(Dataset items)
▼

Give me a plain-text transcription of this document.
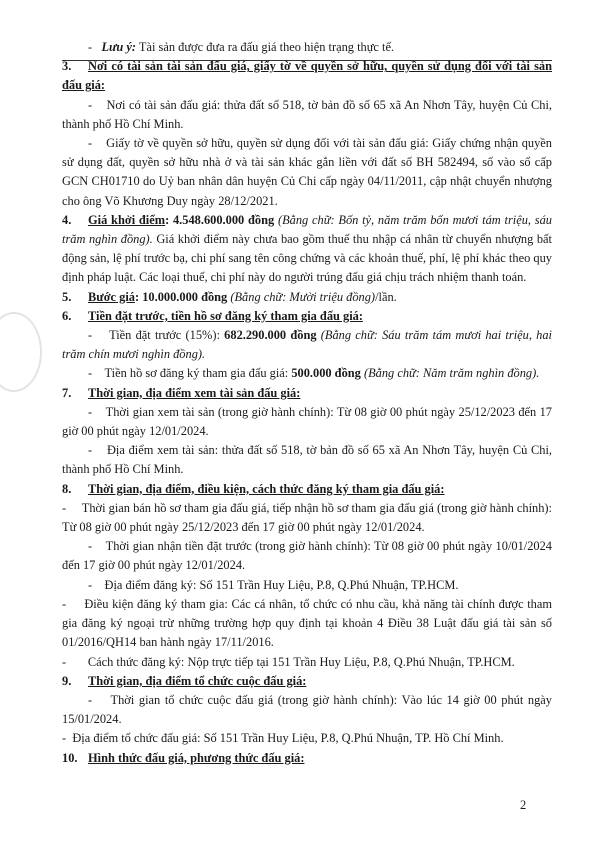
- Lưu ý: Tài sản được đưa ra đấu giá theo hiện trạng thực tế.

3. Nơi có tài sản tài sản đấu giá, giấy tờ về quyền sở hữu, quyền sử dụng đối với tài sản đấu giá:

- Nơi có tài sản đấu giá: thửa đất số 518, tờ bản đồ số 65 xã An Nhơn Tây, huyện Củ Chi, thành phố Hồ Chí Minh.

- Giấy tờ về quyền sở hữu, quyền sử dụng đối với tài sản đấu giá: Giấy chứng nhận quyền sử dụng đất, quyền sở hữu nhà ở và tài sản khác gắn liền với đất số BH 582494, số vào sổ cấp GCN CH01710 do Uỷ ban nhân dân huyện Củ Chi cấp ngày 04/11/2011, cập nhật chuyển nhượng cho ông Võ Khương Duy ngày 28/12/2021.

4. Giá khởi điểm: 4.548.600.000 đồng (Bằng chữ: Bốn tỷ, năm trăm bốn mươi tám triệu, sáu trăm nghìn đồng). Giá khởi điểm này chưa bao gồm thuế thu nhập cá nhân từ chuyển nhượng bất động sản, lệ phí trước bạ, chi phí sang tên công chứng và các khoản thuế, phí, lệ phí khác theo quy định pháp luật. Các loại thuế, chi phí này do người trúng đấu giá chịu trách nhiệm thanh toán.

5. Bước giá: 10.000.000 đồng (Bằng chữ: Mười triệu đồng)/lần.

6. Tiền đặt trước, tiền hồ sơ đăng ký tham gia đấu giá:

- Tiền đặt trước (15%): 682.290.000 đồng (Bằng chữ: Sáu trăm tám mươi hai triệu, hai trăm chín mươi nghìn đồng).

- Tiền hồ sơ đăng ký tham gia đấu giá: 500.000 đồng (Bằng chữ: Năm trăm nghìn đồng).

7. Thời gian, địa điểm xem tài sản đấu giá:

- Thời gian xem tài sản (trong giờ hành chính): Từ 08 giờ 00 phút ngày 25/12/2023 đến 17 giờ 00 phút ngày 12/01/2024.

- Địa điểm xem tài sản: thửa đất số 518, tờ bản đồ số 65 xã An Nhơn Tây, huyện Củ Chi, thành phố Hồ Chí Minh.

8. Thời gian, địa điểm, điều kiện, cách thức đăng ký tham gia đấu giá:

- Thời gian bán hồ sơ tham gia đấu giá, tiếp nhận hồ sơ tham gia đấu giá (trong giờ hành chính): Từ 08 giờ 00 phút ngày 25/12/2023 đến 17 giờ 00 phút ngày 12/01/2024.

- Thời gian nhận tiền đặt trước (trong giờ hành chính): Từ 08 giờ 00 phút ngày 10/01/2024 đến 17 giờ 00 phút ngày 12/01/2024.

- Địa điểm đăng ký: Số 151 Trần Huy Liệu, P.8, Q.Phú Nhuận, TP.HCM.

- Điều kiện đăng ký tham gia: Các cá nhân, tổ chức có nhu cầu, khả năng tài chính được tham gia đăng ký ngoại trừ những trường hợp quy định tại khoản 4 Điều 38 Luật đấu giá tài sản số 01/2016/QH14 ban hành ngày 17/11/2016.

- Cách thức đăng ký: Nộp trực tiếp tại 151 Trần Huy Liệu, P.8, Q.Phú Nhuận, TP.HCM.

9. Thời gian, địa điểm tổ chức cuộc đấu giá:

- Thời gian tổ chức cuộc đấu giá (trong giờ hành chính): Vào lúc 14 giờ 00 phút ngày 15/01/2024.

- Địa điểm tổ chức đấu giá: Số 151 Trần Huy Liệu, P.8, Q.Phú Nhuận, TP. Hồ Chí Minh.

10. Hình thức đấu giá, phương thức đấu giá:

2
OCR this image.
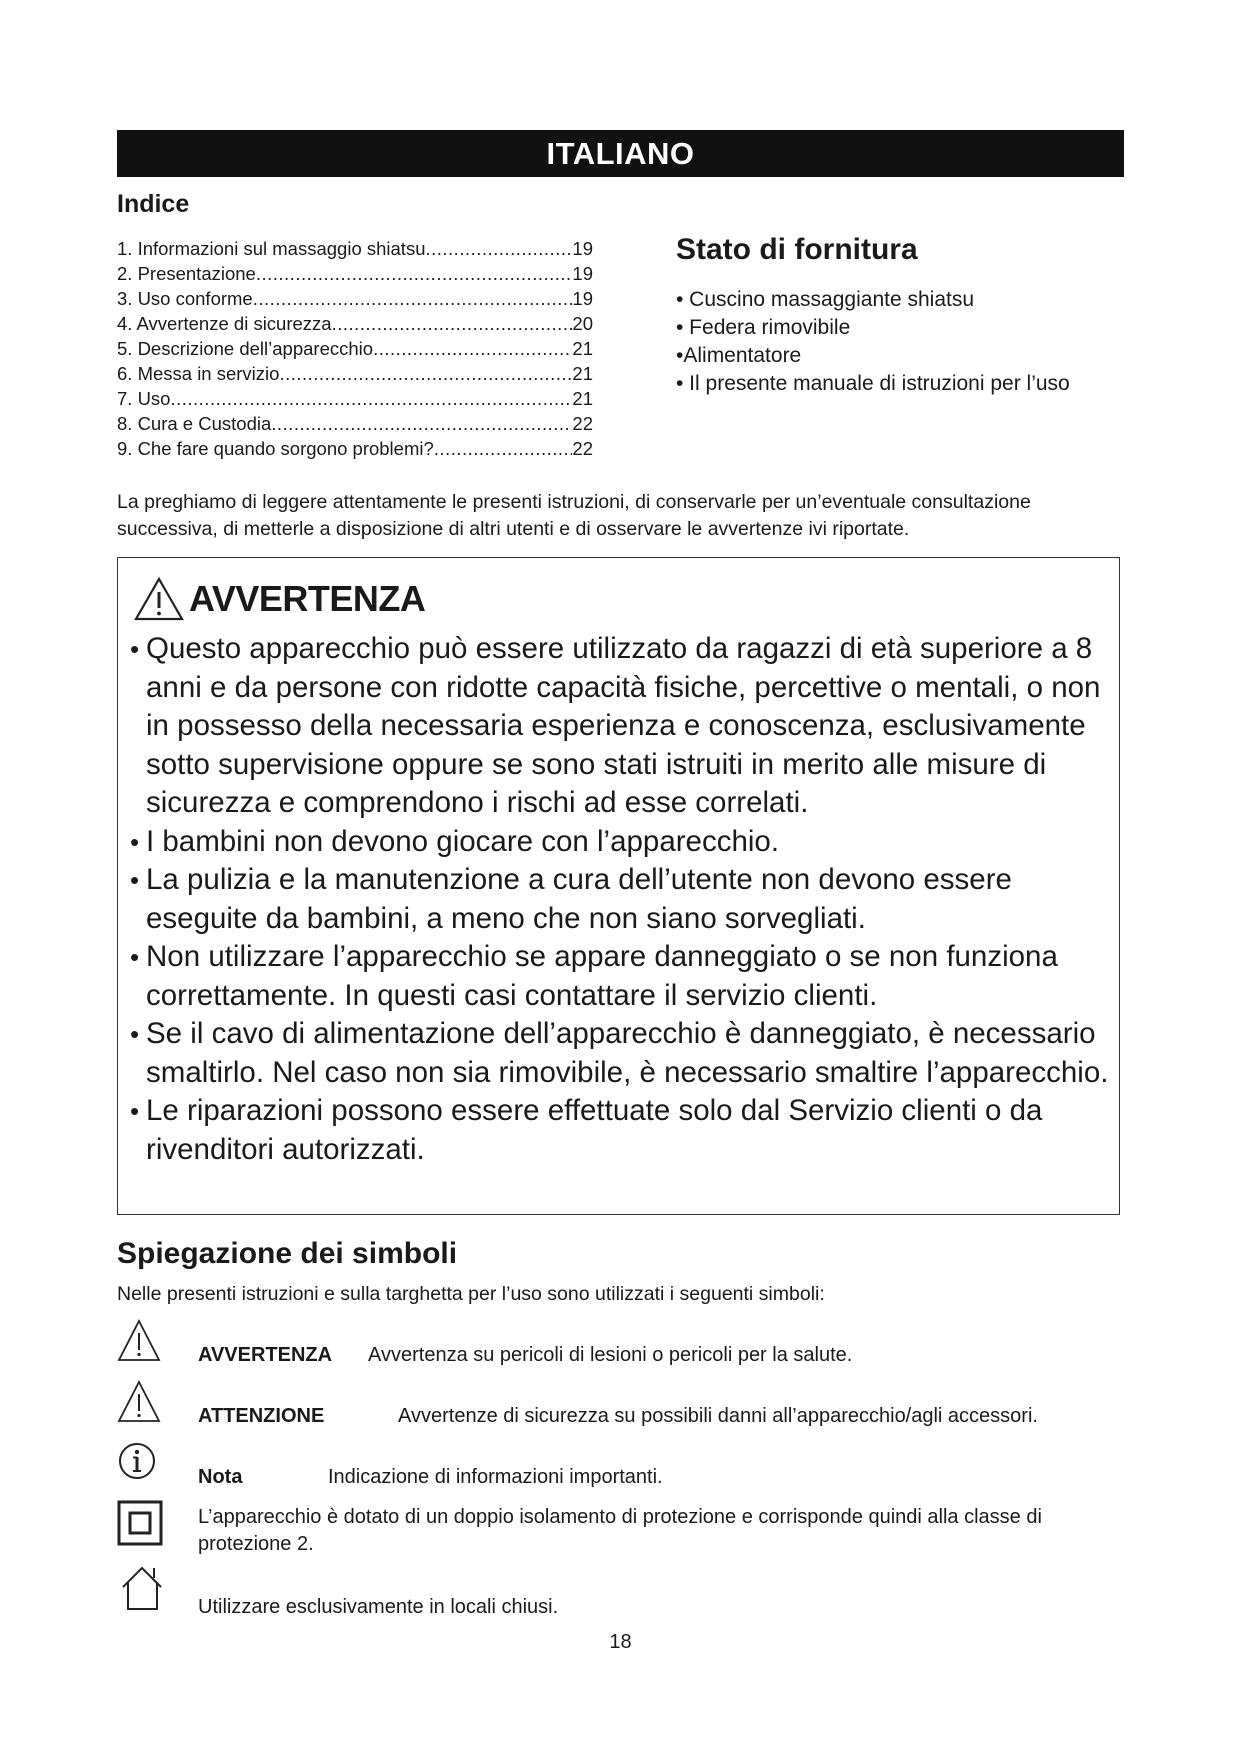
ITALIANO
Indice
1. Informazioni sul massaggio shiatsu .....	19
2. Presentazione .....	19
3. Uso conforme .....	19
4. Avvertenze di sicurezza .....	20
5. Descrizione dell’apparecchio .....	21
6. Messa in servizio .....	21
7. Uso .....	21
8. Cura e Custodia .....	22
9. Che fare quando sorgono problemi? .....	22
Stato di fornitura
• Cuscino massaggiante shiatsu
• Federa rimovibile
•Alimentatore
• Il presente manuale di istruzioni per l’uso
La preghiamo di leggere attentamente le presenti istruzioni, di conservarle per un’eventuale consultazione successiva, di metterle a disposizione di altri utenti e di osservare le avvertenze ivi riportate.
AVVERTENZA
• Questo apparecchio può essere utilizzato da ragazzi di età superiore a 8 anni e da persone con ridotte capacità fisiche, percettive o mentali, o non in possesso della necessaria esperienza e conoscenza, esclusivamente sotto supervisione oppure se sono stati istruiti in merito alle misure di sicurezza e comprendono i rischi ad esse correlati.
• I bambini non devono giocare con l’apparecchio.
• La pulizia e la manutenzione a cura dell’utente non devono essere eseguite da bambini, a meno che non siano sorvegliati.
• Non utilizzare l’apparecchio se appare danneggiato o se non funziona correttamente. In questi casi contattare il servizio clienti.
• Se il cavo di alimentazione dell’apparecchio è danneggiato, è necessario smaltirlo. Nel caso non sia rimovibile, è necessario smaltire l’apparecchio.
• Le riparazioni possono essere effettuate solo dal Servizio clienti o da rivenditori autorizzati.
Spiegazione dei simboli
Nelle presenti istruzioni e sulla targhetta per l’uso sono utilizzati i seguenti simboli:
AVVERTENZA Avvertenza su pericoli di lesioni o pericoli per la salute.
ATTENZIONE	Avvertenze di sicurezza su possibili danni all’apparecchio/agli accessori.
Nota	Indicazione di informazioni importanti.
L’apparecchio è dotato di un doppio isolamento di protezione e corrisponde quindi alla classe di protezione 2.
Utilizzare esclusivamente in locali chiusi.
18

▲

Select and copy every line from the records that includes the word "tham".

- [TASK SOLUTION]
6. Tiền đặt trước, tiền hồ sơ đăng ký tham gia đấu giá:
- Tiền hồ sơ đăng ký tham gia đấu giá: 500.000 đồng (Bằng chữ: Năm trăm nghìn đồng).
8. Thời gian, địa điểm, điều kiện, cách thức đăng ký tham gia đấu giá:
- Thời gian bán hồ sơ tham gia đấu giá, tiếp nhận hồ sơ tham gia đấu giá (trong giờ hành chính): Từ 08 giờ 00 phút ngày 25/12/2023 đến 17 giờ 00 phút ngày 12/01/2024.
- Điều kiện đăng ký tham gia: Các cá nhân, tổ chức có nhu cầu, khả năng tài chính được tham gia đăng ký ngoại trừ những trường hợp quy định tại khoản 4 Điều 38 Luật đấu giá tài sản số 01/2016/QH14 ban hành ngày 17/11/2016.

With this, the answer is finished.